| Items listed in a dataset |

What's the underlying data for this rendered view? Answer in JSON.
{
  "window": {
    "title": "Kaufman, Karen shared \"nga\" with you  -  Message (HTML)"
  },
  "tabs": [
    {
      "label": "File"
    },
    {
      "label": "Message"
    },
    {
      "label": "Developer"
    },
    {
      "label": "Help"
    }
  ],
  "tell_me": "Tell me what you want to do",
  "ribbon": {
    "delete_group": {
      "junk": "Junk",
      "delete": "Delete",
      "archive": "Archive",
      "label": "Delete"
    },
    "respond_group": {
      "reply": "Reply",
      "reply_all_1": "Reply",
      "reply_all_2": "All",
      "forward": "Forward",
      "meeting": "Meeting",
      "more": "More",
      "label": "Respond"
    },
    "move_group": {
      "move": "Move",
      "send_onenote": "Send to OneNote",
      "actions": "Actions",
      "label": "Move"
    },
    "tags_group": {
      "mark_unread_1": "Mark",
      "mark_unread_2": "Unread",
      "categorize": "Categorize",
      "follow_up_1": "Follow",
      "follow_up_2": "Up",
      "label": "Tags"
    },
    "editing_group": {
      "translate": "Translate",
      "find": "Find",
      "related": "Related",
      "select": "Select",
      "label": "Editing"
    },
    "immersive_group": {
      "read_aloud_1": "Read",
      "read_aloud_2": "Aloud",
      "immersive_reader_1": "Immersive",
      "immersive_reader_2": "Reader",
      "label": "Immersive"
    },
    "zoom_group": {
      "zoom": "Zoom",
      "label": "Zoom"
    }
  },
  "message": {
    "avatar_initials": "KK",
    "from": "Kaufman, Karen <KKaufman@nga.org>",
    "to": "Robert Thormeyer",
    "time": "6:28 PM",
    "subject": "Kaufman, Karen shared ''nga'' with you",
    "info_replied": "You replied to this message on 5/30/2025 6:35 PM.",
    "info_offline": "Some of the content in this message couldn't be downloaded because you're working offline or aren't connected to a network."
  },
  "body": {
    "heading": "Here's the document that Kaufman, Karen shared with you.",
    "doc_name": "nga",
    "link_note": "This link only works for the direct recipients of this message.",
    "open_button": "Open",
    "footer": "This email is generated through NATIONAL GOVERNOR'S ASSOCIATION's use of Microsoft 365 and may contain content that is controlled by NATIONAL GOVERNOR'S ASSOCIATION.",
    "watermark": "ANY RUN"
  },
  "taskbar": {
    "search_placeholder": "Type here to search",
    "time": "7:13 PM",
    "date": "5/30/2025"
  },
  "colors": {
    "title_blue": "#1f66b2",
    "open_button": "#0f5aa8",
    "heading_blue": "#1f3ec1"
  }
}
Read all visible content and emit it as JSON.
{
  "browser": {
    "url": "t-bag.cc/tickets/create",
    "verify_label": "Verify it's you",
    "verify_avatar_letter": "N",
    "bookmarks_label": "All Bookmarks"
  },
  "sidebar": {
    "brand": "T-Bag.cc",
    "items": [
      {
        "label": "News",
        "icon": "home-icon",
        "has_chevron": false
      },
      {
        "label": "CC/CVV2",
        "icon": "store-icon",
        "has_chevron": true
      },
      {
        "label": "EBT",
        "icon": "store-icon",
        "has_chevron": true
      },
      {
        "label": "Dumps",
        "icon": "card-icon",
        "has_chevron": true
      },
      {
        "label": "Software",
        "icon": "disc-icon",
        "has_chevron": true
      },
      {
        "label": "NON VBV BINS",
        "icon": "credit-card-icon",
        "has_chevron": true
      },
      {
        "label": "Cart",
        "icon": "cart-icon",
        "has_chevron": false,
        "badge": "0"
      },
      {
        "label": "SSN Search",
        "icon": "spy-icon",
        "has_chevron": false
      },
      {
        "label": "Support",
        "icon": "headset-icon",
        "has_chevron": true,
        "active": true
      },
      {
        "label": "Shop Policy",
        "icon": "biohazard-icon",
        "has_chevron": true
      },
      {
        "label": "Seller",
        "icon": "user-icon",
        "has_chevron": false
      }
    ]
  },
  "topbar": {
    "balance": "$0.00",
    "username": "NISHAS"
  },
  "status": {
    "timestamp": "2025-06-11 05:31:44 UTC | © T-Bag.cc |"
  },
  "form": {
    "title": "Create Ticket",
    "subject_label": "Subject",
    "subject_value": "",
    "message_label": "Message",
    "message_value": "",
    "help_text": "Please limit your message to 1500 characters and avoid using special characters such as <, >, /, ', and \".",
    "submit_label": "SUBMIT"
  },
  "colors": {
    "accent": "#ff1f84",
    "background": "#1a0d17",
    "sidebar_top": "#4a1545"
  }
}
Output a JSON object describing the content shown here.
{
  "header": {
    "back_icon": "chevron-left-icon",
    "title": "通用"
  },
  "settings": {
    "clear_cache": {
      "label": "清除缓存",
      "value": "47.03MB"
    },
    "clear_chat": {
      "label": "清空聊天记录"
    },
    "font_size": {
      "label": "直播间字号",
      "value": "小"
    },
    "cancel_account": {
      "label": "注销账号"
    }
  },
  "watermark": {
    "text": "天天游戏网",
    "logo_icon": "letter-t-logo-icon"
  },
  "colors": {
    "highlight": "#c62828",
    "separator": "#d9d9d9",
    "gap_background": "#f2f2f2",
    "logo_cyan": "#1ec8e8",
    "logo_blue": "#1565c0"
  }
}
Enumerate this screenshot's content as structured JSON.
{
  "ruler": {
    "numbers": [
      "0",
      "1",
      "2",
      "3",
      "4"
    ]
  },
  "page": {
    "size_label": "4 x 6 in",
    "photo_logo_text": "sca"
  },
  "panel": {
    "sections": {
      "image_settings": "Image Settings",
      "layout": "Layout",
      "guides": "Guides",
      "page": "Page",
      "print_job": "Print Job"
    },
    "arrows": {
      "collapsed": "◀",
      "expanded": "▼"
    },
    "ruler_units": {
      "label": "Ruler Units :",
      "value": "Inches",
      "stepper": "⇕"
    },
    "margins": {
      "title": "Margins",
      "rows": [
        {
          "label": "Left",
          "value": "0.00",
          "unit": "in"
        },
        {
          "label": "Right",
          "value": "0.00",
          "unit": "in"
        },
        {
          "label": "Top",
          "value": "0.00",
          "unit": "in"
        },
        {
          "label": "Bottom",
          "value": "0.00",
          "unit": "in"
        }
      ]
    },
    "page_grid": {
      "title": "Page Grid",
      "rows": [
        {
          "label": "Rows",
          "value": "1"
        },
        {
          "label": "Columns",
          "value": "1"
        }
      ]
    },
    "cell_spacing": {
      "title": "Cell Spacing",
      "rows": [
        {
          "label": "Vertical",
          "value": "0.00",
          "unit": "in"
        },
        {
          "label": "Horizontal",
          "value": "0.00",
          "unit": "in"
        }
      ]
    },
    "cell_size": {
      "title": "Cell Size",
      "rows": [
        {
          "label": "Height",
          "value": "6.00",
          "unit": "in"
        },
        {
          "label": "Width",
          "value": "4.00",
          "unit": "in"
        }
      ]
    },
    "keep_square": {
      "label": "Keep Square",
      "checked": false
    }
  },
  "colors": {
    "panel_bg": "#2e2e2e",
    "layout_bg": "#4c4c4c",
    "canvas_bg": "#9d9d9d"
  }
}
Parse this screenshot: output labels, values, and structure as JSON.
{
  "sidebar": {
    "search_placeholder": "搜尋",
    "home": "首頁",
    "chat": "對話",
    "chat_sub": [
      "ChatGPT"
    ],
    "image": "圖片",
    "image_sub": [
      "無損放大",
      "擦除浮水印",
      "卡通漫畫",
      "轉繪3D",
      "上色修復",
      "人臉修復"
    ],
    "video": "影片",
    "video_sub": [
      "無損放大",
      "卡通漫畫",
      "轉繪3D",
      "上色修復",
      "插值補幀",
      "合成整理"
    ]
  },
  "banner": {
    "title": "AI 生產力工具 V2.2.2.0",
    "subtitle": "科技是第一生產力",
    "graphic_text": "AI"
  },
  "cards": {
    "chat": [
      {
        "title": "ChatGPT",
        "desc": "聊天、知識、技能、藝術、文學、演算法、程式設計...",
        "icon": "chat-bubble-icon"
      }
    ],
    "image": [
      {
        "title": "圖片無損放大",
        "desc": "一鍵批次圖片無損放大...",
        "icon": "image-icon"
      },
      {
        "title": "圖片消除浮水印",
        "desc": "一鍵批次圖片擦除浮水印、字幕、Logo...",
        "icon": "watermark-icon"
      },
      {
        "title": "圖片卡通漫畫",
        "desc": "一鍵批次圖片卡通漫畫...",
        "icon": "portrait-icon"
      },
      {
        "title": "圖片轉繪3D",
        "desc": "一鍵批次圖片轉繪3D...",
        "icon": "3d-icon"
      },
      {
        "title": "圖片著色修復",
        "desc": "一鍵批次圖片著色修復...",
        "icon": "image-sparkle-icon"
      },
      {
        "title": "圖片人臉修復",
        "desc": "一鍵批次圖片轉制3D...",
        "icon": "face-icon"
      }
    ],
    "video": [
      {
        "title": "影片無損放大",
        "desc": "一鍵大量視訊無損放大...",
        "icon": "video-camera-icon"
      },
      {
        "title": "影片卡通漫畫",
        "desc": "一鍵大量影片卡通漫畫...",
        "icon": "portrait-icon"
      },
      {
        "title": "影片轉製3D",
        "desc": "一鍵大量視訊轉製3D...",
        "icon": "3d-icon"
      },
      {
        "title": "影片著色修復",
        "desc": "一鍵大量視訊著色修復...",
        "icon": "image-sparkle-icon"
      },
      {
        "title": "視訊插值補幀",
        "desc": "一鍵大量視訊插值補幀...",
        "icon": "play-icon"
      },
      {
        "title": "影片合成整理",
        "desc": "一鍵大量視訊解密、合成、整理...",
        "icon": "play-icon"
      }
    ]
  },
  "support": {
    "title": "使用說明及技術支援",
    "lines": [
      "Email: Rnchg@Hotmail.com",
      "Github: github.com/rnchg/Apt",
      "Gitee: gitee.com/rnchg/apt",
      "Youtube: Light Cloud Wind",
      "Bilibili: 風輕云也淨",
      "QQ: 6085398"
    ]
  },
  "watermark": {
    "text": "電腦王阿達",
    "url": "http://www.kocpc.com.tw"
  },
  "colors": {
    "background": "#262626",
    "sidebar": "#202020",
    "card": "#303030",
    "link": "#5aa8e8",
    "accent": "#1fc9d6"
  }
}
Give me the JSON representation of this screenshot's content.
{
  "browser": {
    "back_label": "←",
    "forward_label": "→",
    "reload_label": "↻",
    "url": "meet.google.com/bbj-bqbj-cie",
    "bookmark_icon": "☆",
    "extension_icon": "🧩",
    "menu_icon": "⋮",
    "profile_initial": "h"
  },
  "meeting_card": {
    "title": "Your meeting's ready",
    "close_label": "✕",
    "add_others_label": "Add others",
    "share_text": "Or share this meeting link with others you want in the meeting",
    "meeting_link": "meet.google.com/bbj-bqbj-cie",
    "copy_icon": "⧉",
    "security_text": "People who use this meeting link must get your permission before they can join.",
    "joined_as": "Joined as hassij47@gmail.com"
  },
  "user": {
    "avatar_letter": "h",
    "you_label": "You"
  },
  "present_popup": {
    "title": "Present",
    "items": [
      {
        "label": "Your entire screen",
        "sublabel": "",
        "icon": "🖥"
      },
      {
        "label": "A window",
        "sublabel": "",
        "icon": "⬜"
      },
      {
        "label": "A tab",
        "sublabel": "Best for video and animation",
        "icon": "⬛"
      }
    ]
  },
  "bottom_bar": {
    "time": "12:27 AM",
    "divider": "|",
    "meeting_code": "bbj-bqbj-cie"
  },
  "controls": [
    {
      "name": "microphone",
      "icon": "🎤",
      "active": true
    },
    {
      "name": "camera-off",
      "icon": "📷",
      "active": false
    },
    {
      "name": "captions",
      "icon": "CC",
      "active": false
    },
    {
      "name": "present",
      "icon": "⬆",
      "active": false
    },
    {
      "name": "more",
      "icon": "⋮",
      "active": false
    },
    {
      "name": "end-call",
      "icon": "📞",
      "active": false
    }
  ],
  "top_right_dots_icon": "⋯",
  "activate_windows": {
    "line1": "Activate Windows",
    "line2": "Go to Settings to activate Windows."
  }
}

| Instructions to follow |
Show every line in the records above that contains the word "screenshot".

| Answer to the task |
Enumerate this screenshot's content as structured JSON.
Parse this screenshot: output labels, values, and structure as JSON.
Give me the JSON representation of this screenshot's content.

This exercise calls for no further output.